***** SOURCE RECORDS

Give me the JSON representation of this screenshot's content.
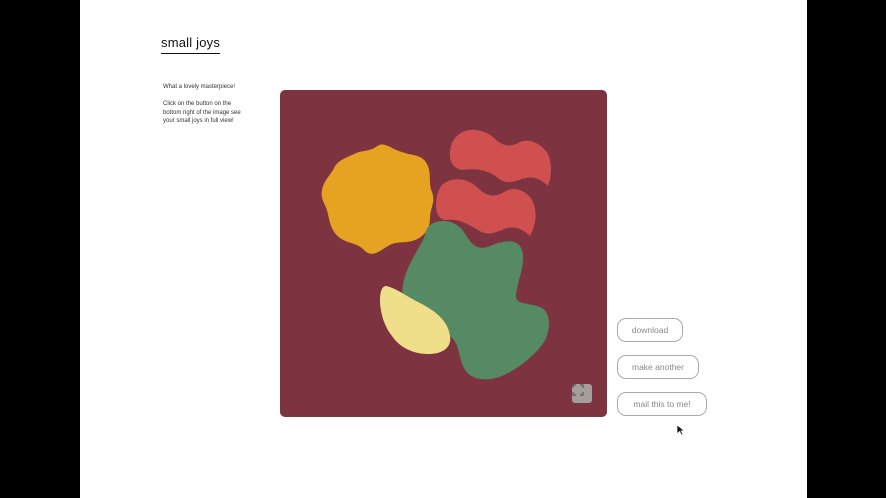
{
  "app": {
    "title": "small joys"
  },
  "intro": {
    "line1": "What a lovely masterpiece!",
    "line2": "Click on the button on the bottom right of the image see your small joys in full view!"
  },
  "artwork": {
    "background_color": "#7d3440",
    "shapes": [
      {
        "name": "sun-shape",
        "color": "#e5a321"
      },
      {
        "name": "red-wave-top",
        "color": "#d0504f"
      },
      {
        "name": "red-wave-bottom",
        "color": "#d0504f"
      },
      {
        "name": "green-blob",
        "color": "#568a65"
      },
      {
        "name": "yellow-leaf",
        "color": "#f0df8a"
      }
    ],
    "fullscreen_icon": "expand-icon"
  },
  "actions": {
    "download_label": "download",
    "make_another_label": "make another",
    "mail_label": "mail this to me!"
  }
}
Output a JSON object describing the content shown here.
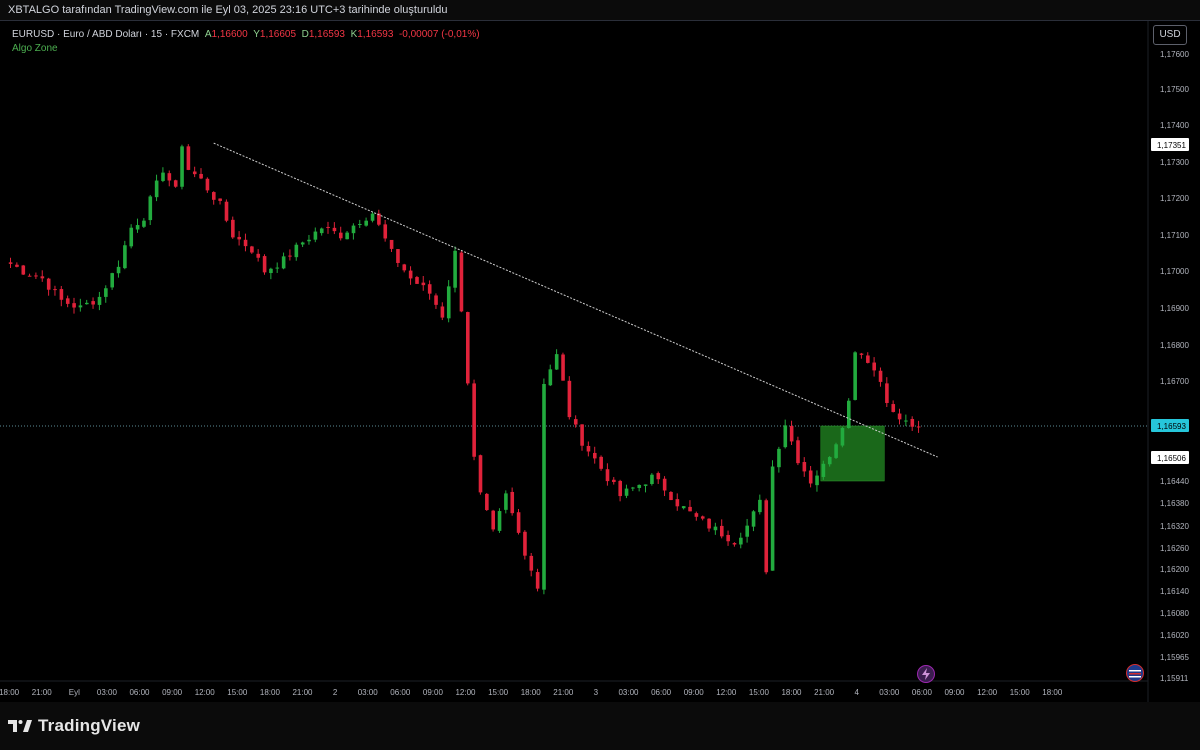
{
  "header": {
    "caption": "XBTALGO tarafından TradingView.com ile Eyl 03, 2025 23:16 UTC+3 tarihinde oluşturuldu"
  },
  "legend": {
    "symbol": "EURUSD · Euro / ABD Doları · 15 · FXCM",
    "a_label": "A",
    "a_value": "1,16600",
    "y_label": "Y",
    "y_value": "1,16605",
    "d_label": "D",
    "d_value": "1,16593",
    "k_label": "K",
    "k_value": "1,16593",
    "change": "-0,00007 (-0,01%)",
    "indicator": "Algo Zone"
  },
  "currency_button": "USD",
  "footer": {
    "brand": "TradingView"
  },
  "colors": {
    "up": "#22ab3e",
    "down": "#e0223a",
    "zone": "#1f7a1f",
    "current": "#26c6da",
    "trendline": "#cfcfcf"
  },
  "chart_data": {
    "type": "candlestick",
    "y_ticks": [
      "1,17600",
      "1,17500",
      "1,17400",
      "1,17300",
      "1,17200",
      "1,17100",
      "1,17000",
      "1,16900",
      "1,16800",
      "1,16700",
      "1,16593",
      "1,16506",
      "1,16440",
      "1,16380",
      "1,16320",
      "1,16260",
      "1,16200",
      "1,16140",
      "1,16080",
      "1,16020",
      "1,15965",
      "1,15911"
    ],
    "x_ticks": [
      "18:00",
      "21:00",
      "Eyl",
      "03:00",
      "06:00",
      "09:00",
      "12:00",
      "15:00",
      "18:00",
      "21:00",
      "2",
      "03:00",
      "06:00",
      "09:00",
      "12:00",
      "15:00",
      "18:00",
      "21:00",
      "3",
      "03:00",
      "06:00",
      "09:00",
      "12:00",
      "15:00",
      "18:00",
      "21:00",
      "4",
      "03:00",
      "06:00",
      "09:00",
      "12:00",
      "15:00",
      "18:00"
    ],
    "price_labels": [
      {
        "price": "1,17351",
        "style": "white"
      },
      {
        "price": "1,16593",
        "style": "cyan"
      },
      {
        "price": "1,16506",
        "style": "white"
      }
    ],
    "path_points": [
      [
        0,
        1.1702
      ],
      [
        2,
        1.17
      ],
      [
        5,
        1.1698
      ],
      [
        8,
        1.1692
      ],
      [
        11,
        1.169
      ],
      [
        14,
        1.1693
      ],
      [
        17,
        1.1702
      ],
      [
        19,
        1.1712
      ],
      [
        21,
        1.1715
      ],
      [
        24,
        1.1728
      ],
      [
        26,
        1.1722
      ],
      [
        27,
        1.1735
      ],
      [
        28,
        1.1728
      ],
      [
        30,
        1.1725
      ],
      [
        33,
        1.1718
      ],
      [
        35,
        1.171
      ],
      [
        38,
        1.1706
      ],
      [
        40,
        1.17
      ],
      [
        43,
        1.1703
      ],
      [
        46,
        1.1708
      ],
      [
        49,
        1.1712
      ],
      [
        52,
        1.171
      ],
      [
        55,
        1.1714
      ],
      [
        57,
        1.1716
      ],
      [
        60,
        1.1705
      ],
      [
        63,
        1.1698
      ],
      [
        66,
        1.1694
      ],
      [
        68,
        1.1688
      ],
      [
        70,
        1.1705
      ],
      [
        71,
        1.169
      ],
      [
        72,
        1.167
      ],
      [
        73,
        1.165
      ],
      [
        74,
        1.164
      ],
      [
        76,
        1.163
      ],
      [
        78,
        1.164
      ],
      [
        80,
        1.163
      ],
      [
        82,
        1.162
      ],
      [
        83,
        1.1615
      ],
      [
        84,
        1.167
      ],
      [
        86,
        1.1677
      ],
      [
        88,
        1.1662
      ],
      [
        90,
        1.1655
      ],
      [
        92,
        1.165
      ],
      [
        94,
        1.1645
      ],
      [
        96,
        1.164
      ],
      [
        98,
        1.1642
      ],
      [
        101,
        1.1645
      ],
      [
        103,
        1.1642
      ],
      [
        105,
        1.1638
      ],
      [
        108,
        1.1634
      ],
      [
        110,
        1.1632
      ],
      [
        112,
        1.163
      ],
      [
        114,
        1.1628
      ],
      [
        116,
        1.1632
      ],
      [
        118,
        1.1638
      ],
      [
        119,
        1.162
      ],
      [
        120,
        1.1648
      ],
      [
        122,
        1.166
      ],
      [
        124,
        1.165
      ],
      [
        126,
        1.1644
      ],
      [
        128,
        1.1648
      ],
      [
        130,
        1.1655
      ],
      [
        132,
        1.1665
      ],
      [
        133,
        1.1679
      ],
      [
        135,
        1.1676
      ],
      [
        137,
        1.167
      ],
      [
        139,
        1.1662
      ],
      [
        141,
        1.166
      ],
      [
        143,
        1.1659
      ]
    ],
    "trendline": {
      "from": [
        32,
        1.17351
      ],
      "to": [
        146,
        1.16506
      ]
    },
    "zone": {
      "from_bar": 128,
      "to_bar": 138,
      "top": 1.16593,
      "bottom": 1.1644
    },
    "current_price": 1.16593
  }
}
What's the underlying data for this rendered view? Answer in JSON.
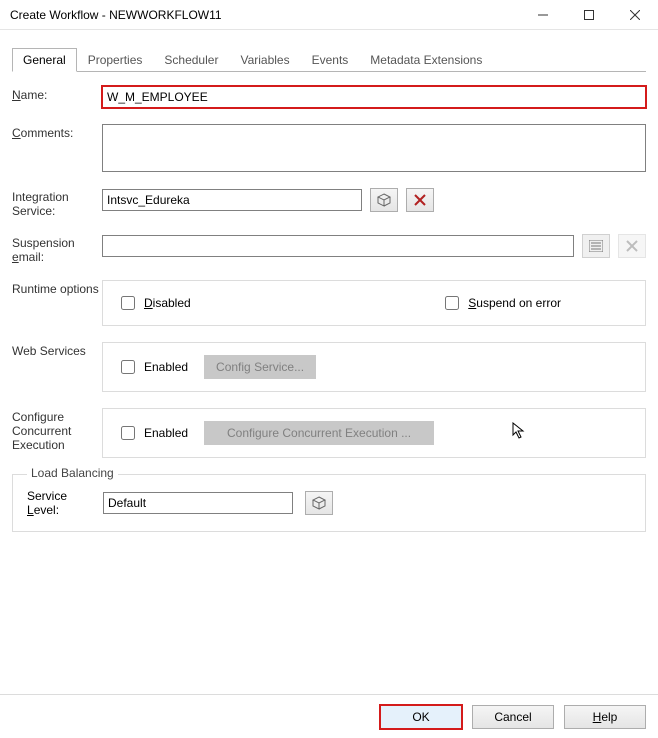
{
  "window": {
    "title": "Create Workflow - NEWWORKFLOW11"
  },
  "tabs": [
    "General",
    "Properties",
    "Scheduler",
    "Variables",
    "Events",
    "Metadata Extensions"
  ],
  "activeTab": "General",
  "labels": {
    "name": "Name:",
    "comments": "Comments:",
    "integration": "Integration Service:",
    "suspension": "Suspension email:",
    "runtime": "Runtime options",
    "webservices": "Web Services",
    "concurrent": "Configure Concurrent Execution",
    "servicelevel": "Service Level:",
    "loadbalancing": "Load Balancing"
  },
  "values": {
    "name": "W_M_EMPLOYEE",
    "comments": "",
    "integrationService": "Intsvc_Edureka",
    "suspensionEmail": "",
    "serviceLevel": "Default"
  },
  "checks": {
    "disabled": "Disabled",
    "suspendOnError": "Suspend on error",
    "enabledWeb": "Enabled",
    "enabledConcurrent": "Enabled"
  },
  "buttons": {
    "configService": "Config Service...",
    "configConcurrent": "Configure Concurrent Execution ...",
    "ok": "OK",
    "cancel": "Cancel",
    "help": "Help"
  }
}
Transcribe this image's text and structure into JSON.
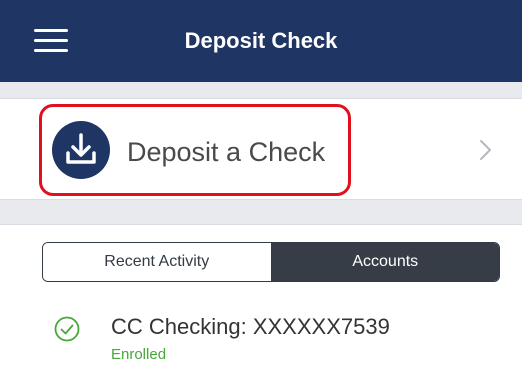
{
  "header": {
    "title": "Deposit Check",
    "menu_icon": "hamburger-menu-icon",
    "background_color": "#1f3563"
  },
  "deposit_action": {
    "label": "Deposit a Check",
    "icon": "download-tray-icon",
    "chevron_icon": "chevron-right-icon",
    "highlight_color": "#e0101c"
  },
  "tabs": [
    {
      "label": "Recent Activity",
      "selected": false
    },
    {
      "label": "Accounts",
      "selected": true
    }
  ],
  "accounts": [
    {
      "name": "CC Checking: XXXXXX7539",
      "status": "Enrolled",
      "status_color": "#46a83a",
      "icon": "check-circle-icon"
    }
  ]
}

**********

How many of the lines above include the word "joys"? Respond with the number alone.

2